**RECORDS SUPPLIED**
================================

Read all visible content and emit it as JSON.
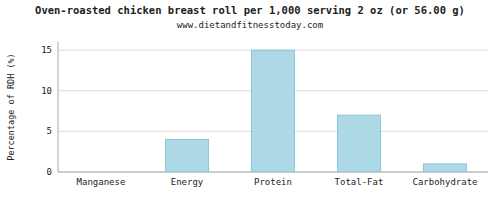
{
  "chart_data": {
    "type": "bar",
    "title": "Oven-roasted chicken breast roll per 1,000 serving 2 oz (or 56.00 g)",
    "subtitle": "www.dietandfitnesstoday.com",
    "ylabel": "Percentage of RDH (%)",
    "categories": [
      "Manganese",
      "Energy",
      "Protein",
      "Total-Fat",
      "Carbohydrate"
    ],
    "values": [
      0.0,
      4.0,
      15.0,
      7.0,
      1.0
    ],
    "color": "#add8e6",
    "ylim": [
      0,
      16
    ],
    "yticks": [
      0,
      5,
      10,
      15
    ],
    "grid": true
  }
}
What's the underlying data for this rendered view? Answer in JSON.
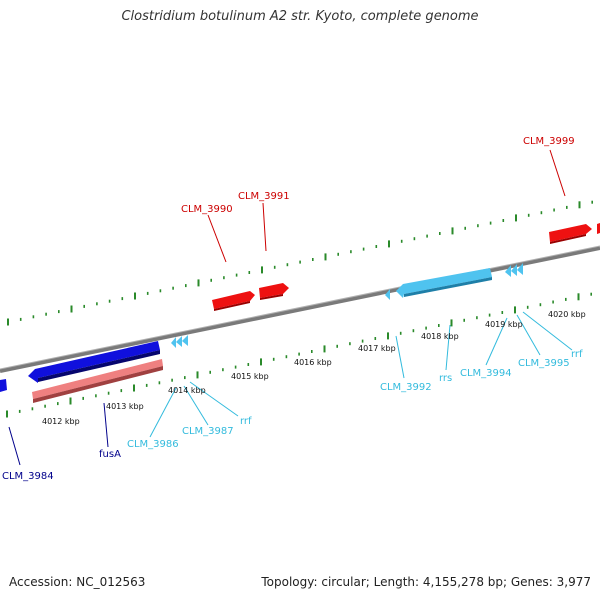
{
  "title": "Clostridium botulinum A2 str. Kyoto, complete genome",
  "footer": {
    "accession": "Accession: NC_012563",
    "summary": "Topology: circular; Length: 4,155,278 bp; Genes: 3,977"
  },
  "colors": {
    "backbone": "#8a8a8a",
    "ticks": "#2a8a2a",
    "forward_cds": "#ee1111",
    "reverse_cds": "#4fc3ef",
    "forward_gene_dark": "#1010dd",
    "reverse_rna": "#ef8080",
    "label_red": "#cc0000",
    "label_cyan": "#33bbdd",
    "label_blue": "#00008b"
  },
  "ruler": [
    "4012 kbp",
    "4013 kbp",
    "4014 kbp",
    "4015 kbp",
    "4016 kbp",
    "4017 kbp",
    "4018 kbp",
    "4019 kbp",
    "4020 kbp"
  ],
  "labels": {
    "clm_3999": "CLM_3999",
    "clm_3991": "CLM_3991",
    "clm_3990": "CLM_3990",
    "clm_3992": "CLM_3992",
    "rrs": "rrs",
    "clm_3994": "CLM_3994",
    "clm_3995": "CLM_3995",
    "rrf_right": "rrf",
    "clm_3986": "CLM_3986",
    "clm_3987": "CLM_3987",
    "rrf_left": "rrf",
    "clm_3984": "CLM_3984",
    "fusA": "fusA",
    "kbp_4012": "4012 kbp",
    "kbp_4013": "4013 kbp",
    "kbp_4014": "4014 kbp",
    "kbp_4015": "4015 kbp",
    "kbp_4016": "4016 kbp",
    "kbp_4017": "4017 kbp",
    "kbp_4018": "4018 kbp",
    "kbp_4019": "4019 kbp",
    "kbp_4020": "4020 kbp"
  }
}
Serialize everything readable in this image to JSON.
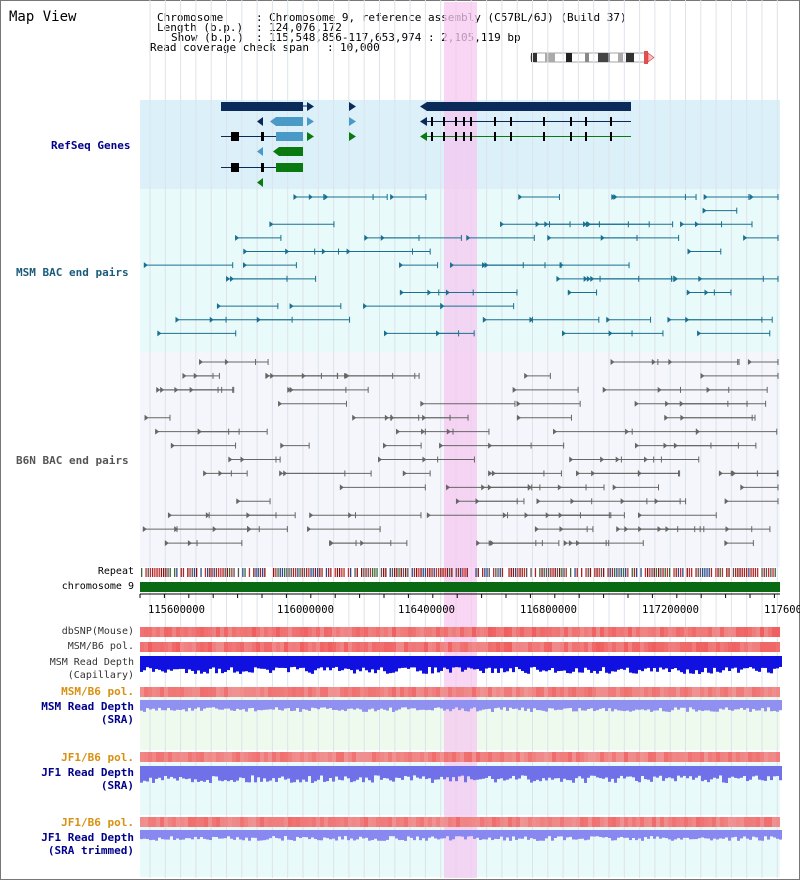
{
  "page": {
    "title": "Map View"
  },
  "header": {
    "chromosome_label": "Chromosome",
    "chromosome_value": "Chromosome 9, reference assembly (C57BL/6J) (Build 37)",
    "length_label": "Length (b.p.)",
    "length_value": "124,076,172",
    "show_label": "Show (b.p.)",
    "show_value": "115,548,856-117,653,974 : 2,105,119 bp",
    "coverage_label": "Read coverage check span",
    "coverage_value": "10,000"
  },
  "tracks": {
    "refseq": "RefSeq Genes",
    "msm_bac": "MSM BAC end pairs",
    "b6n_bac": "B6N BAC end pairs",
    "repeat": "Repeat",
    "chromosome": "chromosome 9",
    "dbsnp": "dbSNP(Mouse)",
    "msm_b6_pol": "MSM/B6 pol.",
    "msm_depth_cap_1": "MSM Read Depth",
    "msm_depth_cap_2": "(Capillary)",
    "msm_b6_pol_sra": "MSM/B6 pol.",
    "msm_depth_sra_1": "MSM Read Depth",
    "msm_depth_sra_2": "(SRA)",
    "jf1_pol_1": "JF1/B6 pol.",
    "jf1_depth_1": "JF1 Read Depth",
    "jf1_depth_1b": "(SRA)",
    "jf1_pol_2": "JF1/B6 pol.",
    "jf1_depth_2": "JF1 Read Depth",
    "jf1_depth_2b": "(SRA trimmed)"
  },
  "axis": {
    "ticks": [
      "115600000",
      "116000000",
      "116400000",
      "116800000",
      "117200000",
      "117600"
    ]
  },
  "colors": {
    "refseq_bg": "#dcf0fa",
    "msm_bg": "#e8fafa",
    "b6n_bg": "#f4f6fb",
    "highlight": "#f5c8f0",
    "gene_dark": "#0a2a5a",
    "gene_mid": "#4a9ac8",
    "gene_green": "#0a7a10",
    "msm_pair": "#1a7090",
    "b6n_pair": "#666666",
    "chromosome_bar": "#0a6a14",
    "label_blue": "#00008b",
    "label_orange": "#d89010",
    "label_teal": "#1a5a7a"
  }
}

================================

**REQUIRED ACTION**
Repeat the entries above exactly as written, but not their pictures.

**ANSWER SECTION**
Read all visible content and emit it as JSON.
{
  "chart_data": {
    "type": "bar",
    "title": "Oven-roasted chicken breast roll per 1,000 serving 2 oz (or 56.00 g)",
    "subtitle": "www.dietandfitnesstoday.com",
    "ylabel": "Percentage of RDH (%)",
    "categories": [
      "Manganese",
      "Energy",
      "Protein",
      "Total-Fat",
      "Carbohydrate"
    ],
    "values": [
      0.0,
      4.0,
      15.0,
      7.0,
      1.0
    ],
    "color": "#add8e6",
    "ylim": [
      0,
      16
    ],
    "yticks": [
      0,
      5,
      10,
      15
    ],
    "grid": true
  }
}
What's the underlying data for this rendered view? Answer in JSON.
{
  "title": "Clostridium botulinum A2 str. Kyoto, complete genome",
  "footer": {
    "accession": "Accession: NC_012563",
    "summary": "Topology: circular; Length: 4,155,278 bp; Genes: 3,977"
  },
  "colors": {
    "backbone": "#8a8a8a",
    "ticks": "#2a8a2a",
    "forward_cds": "#ee1111",
    "reverse_cds": "#4fc3ef",
    "forward_gene_dark": "#1010dd",
    "reverse_rna": "#ef8080",
    "label_red": "#cc0000",
    "label_cyan": "#33bbdd",
    "label_blue": "#00008b"
  },
  "ruler": [
    "4012 kbp",
    "4013 kbp",
    "4014 kbp",
    "4015 kbp",
    "4016 kbp",
    "4017 kbp",
    "4018 kbp",
    "4019 kbp",
    "4020 kbp"
  ],
  "labels": {
    "clm_3999": "CLM_3999",
    "clm_3991": "CLM_3991",
    "clm_3990": "CLM_3990",
    "clm_3992": "CLM_3992",
    "rrs": "rrs",
    "clm_3994": "CLM_3994",
    "clm_3995": "CLM_3995",
    "rrf_right": "rrf",
    "clm_3986": "CLM_3986",
    "clm_3987": "CLM_3987",
    "rrf_left": "rrf",
    "clm_3984": "CLM_3984",
    "fusA": "fusA",
    "kbp_4012": "4012 kbp",
    "kbp_4013": "4013 kbp",
    "kbp_4014": "4014 kbp",
    "kbp_4015": "4015 kbp",
    "kbp_4016": "4016 kbp",
    "kbp_4017": "4017 kbp",
    "kbp_4018": "4018 kbp",
    "kbp_4019": "4019 kbp",
    "kbp_4020": "4020 kbp"
  }
}
Serialize everything readable in this image to JSON.
{
  "page": {
    "title": "Map View"
  },
  "header": {
    "chromosome_label": "Chromosome",
    "chromosome_value": "Chromosome 9, reference assembly (C57BL/6J) (Build 37)",
    "length_label": "Length (b.p.)",
    "length_value": "124,076,172",
    "show_label": "Show (b.p.)",
    "show_value": "115,548,856-117,653,974 : 2,105,119 bp",
    "coverage_label": "Read coverage check span",
    "coverage_value": "10,000"
  },
  "tracks": {
    "refseq": "RefSeq Genes",
    "msm_bac": "MSM BAC end pairs",
    "b6n_bac": "B6N BAC end pairs",
    "repeat": "Repeat",
    "chromosome": "chromosome 9",
    "dbsnp": "dbSNP(Mouse)",
    "msm_b6_pol": "MSM/B6 pol.",
    "msm_depth_cap_1": "MSM Read Depth",
    "msm_depth_cap_2": "(Capillary)",
    "msm_b6_pol_sra": "MSM/B6 pol.",
    "msm_depth_sra_1": "MSM Read Depth",
    "msm_depth_sra_2": "(SRA)",
    "jf1_pol_1": "JF1/B6 pol.",
    "jf1_depth_1": "JF1 Read Depth",
    "jf1_depth_1b": "(SRA)",
    "jf1_pol_2": "JF1/B6 pol.",
    "jf1_depth_2": "JF1 Read Depth",
    "jf1_depth_2b": "(SRA trimmed)"
  },
  "axis": {
    "ticks": [
      "115600000",
      "116000000",
      "116400000",
      "116800000",
      "117200000",
      "117600"
    ]
  },
  "colors": {
    "refseq_bg": "#dcf0fa",
    "msm_bg": "#e8fafa",
    "b6n_bg": "#f4f6fb",
    "highlight": "#f5c8f0",
    "gene_dark": "#0a2a5a",
    "gene_mid": "#4a9ac8",
    "gene_green": "#0a7a10",
    "msm_pair": "#1a7090",
    "b6n_pair": "#666666",
    "chromosome_bar": "#0a6a14",
    "label_blue": "#00008b",
    "label_orange": "#d89010",
    "label_teal": "#1a5a7a"
  }
}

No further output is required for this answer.